Turn the part that opens with the line containing "field-row-b: B (0, 272, 320, 311)" and closes with the line containing "generate-qrcode-button[interactable]: 生成二维码 (70, 147, 133, 166)" into a Markdown table with two columns, Row and Line, where Row numbers each line in order and blank lines are skipped. Include only those lines, both ends included.

----------------------------------------

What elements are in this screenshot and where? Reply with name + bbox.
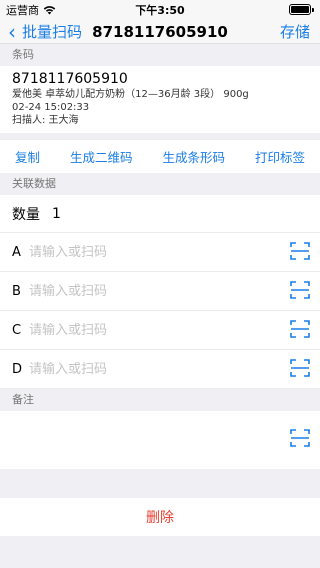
field-row-b: B (0, 272, 320, 311)
nav-bar: ‹ 批量扫码 8718117605910 存储 (0, 20, 320, 44)
barcode-section-header: 条码 (0, 44, 320, 66)
product-name: 爱他美 卓萃幼儿配方奶粉（12—36月龄 3段） 900g (12, 89, 249, 100)
barcode-number: 8718117605910 (12, 71, 128, 87)
delete-button[interactable]: 删除 (0, 498, 320, 536)
generate-qrcode-button[interactable]: 生成二维码 (70, 147, 133, 166)
barcode-card: 8718117605910 爱他美 卓萃幼儿配方奶粉（12—36月龄 3段） 9… (0, 66, 320, 133)
actions-row: 复制 生成二维码 生成条形码 打印标签 (0, 139, 320, 173)
field-letter-c: C (12, 322, 22, 338)
notes-input[interactable] (0, 411, 320, 469)
generate-barcode-button[interactable]: 生成条形码 (162, 147, 225, 166)
field-input-b[interactable] (29, 283, 249, 299)
print-label-button[interactable]: 打印标签 (255, 147, 305, 166)
save-button[interactable]: 存储 (280, 21, 310, 42)
back-label: 批量扫码 (22, 23, 83, 41)
quantity-row[interactable]: 数量 1 (0, 195, 320, 233)
scanner-name: 扫描人: 王大海 (12, 115, 79, 126)
battery-indicator (289, 4, 314, 15)
scan-frame-icon[interactable] (290, 320, 310, 338)
field-row-a: A (0, 233, 320, 272)
battery-level (291, 6, 309, 13)
scan-frame-icon[interactable] (290, 359, 310, 377)
status-time: 下午3:50 (135, 4, 185, 17)
copy-button[interactable]: 复制 (15, 147, 40, 166)
scan-frame-icon[interactable] (290, 242, 310, 260)
related-section-header: 关联数据 (0, 173, 320, 195)
scan-time: 02-24 15:02:33 (12, 102, 90, 113)
scan-frame-icon[interactable] (290, 429, 310, 447)
battery-tip (312, 7, 314, 12)
field-input-c[interactable] (29, 322, 249, 338)
field-row-d: D (0, 350, 320, 389)
field-letter-b: B (12, 283, 21, 299)
notes-section-header: 备注 (0, 389, 320, 411)
quantity-value: 1 (52, 205, 61, 222)
quantity-label: 数量 (12, 206, 40, 223)
back-button[interactable]: ‹ 批量扫码 (0, 21, 82, 42)
field-row-c: C (0, 311, 320, 350)
field-letter-d: D (12, 361, 23, 377)
scan-frame-icon[interactable] (290, 281, 310, 299)
chevron-left-icon: ‹ (8, 19, 16, 44)
field-letter-a: A (12, 244, 21, 260)
field-input-d[interactable] (29, 361, 249, 377)
status-bar: 运营商 下午3:50 (0, 0, 320, 20)
field-input-a[interactable] (29, 244, 249, 260)
battery-icon (289, 4, 311, 15)
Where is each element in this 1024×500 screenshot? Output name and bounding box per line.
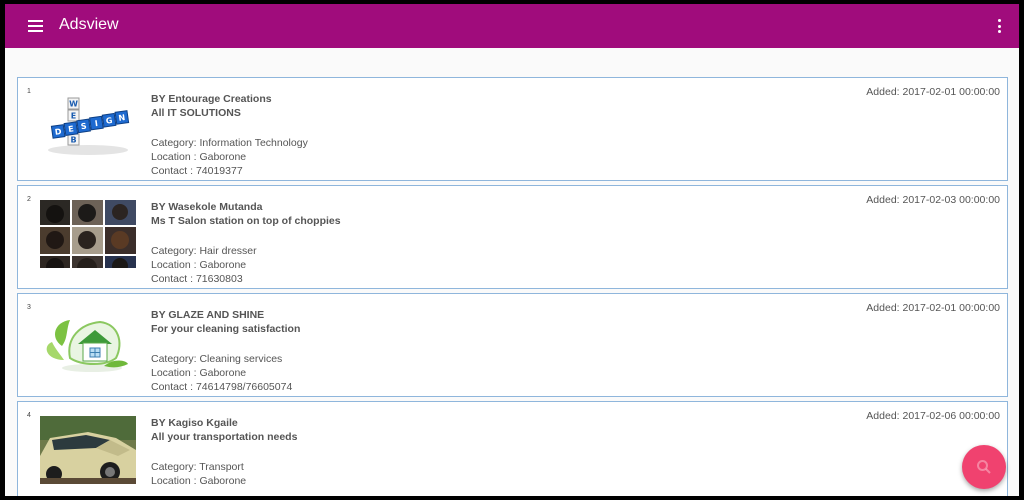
ad-added-date: Added: 2017-02-06 00:00:00 — [866, 410, 1000, 422]
ad-added-date: Added: 2017-02-01 00:00:00 — [866, 302, 1000, 314]
search-fab-button[interactable] — [962, 445, 1006, 489]
ad-headline: All your transportation needs — [151, 431, 298, 443]
ad-contact: Contact : 74019377 — [151, 165, 243, 177]
more-vertical-icon[interactable] — [991, 15, 1007, 37]
app-bar: Adsview — [5, 4, 1019, 48]
ad-index: 1 — [27, 88, 31, 95]
ad-advertiser: BY GLAZE AND SHINE — [151, 309, 265, 321]
ad-index: 3 — [27, 304, 31, 311]
ad-location: Location : Gaborone — [151, 259, 247, 271]
ad-details: BY Kagiso Kgaile All your transportation… — [151, 416, 297, 488]
ad-location: Location : Gaborone — [151, 475, 247, 487]
ads-list: 1 W E B D E S I G N BY Entourage Creatio… — [17, 77, 1008, 496]
ad-card[interactable]: 3 BY GLAZE AND SHINE For your cleaning s… — [17, 293, 1008, 397]
thumb-letter: W — [69, 100, 78, 109]
car-thumbnail — [40, 416, 136, 484]
thumb-letter: E — [71, 112, 76, 121]
ad-headline: Ms T Salon station on top of choppies — [151, 215, 341, 227]
thumb-letter: G — [105, 116, 113, 126]
ad-index: 2 — [27, 196, 31, 203]
ad-category: Category: Hair dresser — [151, 245, 257, 257]
ad-contact: Contact : 74614798/76605074 — [151, 381, 293, 393]
eco-house-logo-thumbnail — [40, 308, 136, 376]
ad-category: Category: Information Technology — [151, 137, 308, 149]
app-title: Adsview — [59, 16, 119, 33]
ad-card[interactable]: 4 BY Kagiso Kgaile All your transportati… — [17, 401, 1008, 496]
ad-headline: All IT SOLUTIONS — [151, 107, 241, 119]
ad-advertiser: BY Wasekole Mutanda — [151, 201, 263, 213]
ad-added-date: Added: 2017-02-01 00:00:00 — [866, 86, 1000, 98]
ad-location: Location : Gaborone — [151, 367, 247, 379]
search-icon — [977, 460, 991, 474]
thumb-letter: B — [70, 136, 76, 145]
ad-details: BY Wasekole Mutanda Ms T Salon station o… — [151, 200, 341, 286]
ad-index: 4 — [27, 412, 31, 419]
app-screen: Adsview 1 W E B D E S I G N BY Entourage… — [5, 4, 1019, 496]
ad-contact: Contact : 71630803 — [151, 273, 243, 285]
ad-advertiser: BY Entourage Creations — [151, 93, 272, 105]
hamburger-menu-icon[interactable] — [23, 14, 47, 38]
web-design-thumbnail: W E B D E S I G N — [40, 92, 136, 160]
ad-card[interactable]: 1 W E B D E S I G N BY Entourage Creatio… — [17, 77, 1008, 181]
hair-salon-thumbnail — [40, 200, 136, 268]
ad-location: Location : Gaborone — [151, 151, 247, 163]
ad-details: BY GLAZE AND SHINE For your cleaning sat… — [151, 308, 300, 394]
thumb-letter: N — [118, 113, 126, 123]
ad-advertiser: BY Kagiso Kgaile — [151, 417, 238, 429]
ad-category: Category: Transport — [151, 461, 244, 473]
ad-card[interactable]: 2 BY Wasekole Mutanda Ms T Salon station… — [17, 185, 1008, 289]
ad-headline: For your cleaning satisfaction — [151, 323, 301, 335]
ad-added-date: Added: 2017-02-03 00:00:00 — [866, 194, 1000, 206]
ad-category: Category: Cleaning services — [151, 353, 283, 365]
ad-details: BY Entourage Creations All IT SOLUTIONS … — [151, 92, 308, 178]
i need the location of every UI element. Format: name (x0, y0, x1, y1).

----------------------------------------

### [REPLY]
| Row | Line |
|---|---|
| 1 | field-row-b: B (0, 272, 320, 311) |
| 2 | nav-bar: ‹ 批量扫码 8718117605910 存储 (0, 20, 320, 44) |
| 3 | barcode-section-header: 条码 (0, 44, 320, 66) |
| 4 | product-name: 爱他美 卓萃幼儿配方奶粉（12—36月龄 3段） 900g (12, 89, 249, 100) |
| 5 | barcode-number: 8718117605910 (12, 71, 128, 87) |
| 6 | delete-button[interactable]: 删除 (0, 498, 320, 536) |
| 7 | generate-qrcode-button[interactable]: 生成二维码 (70, 147, 133, 166) |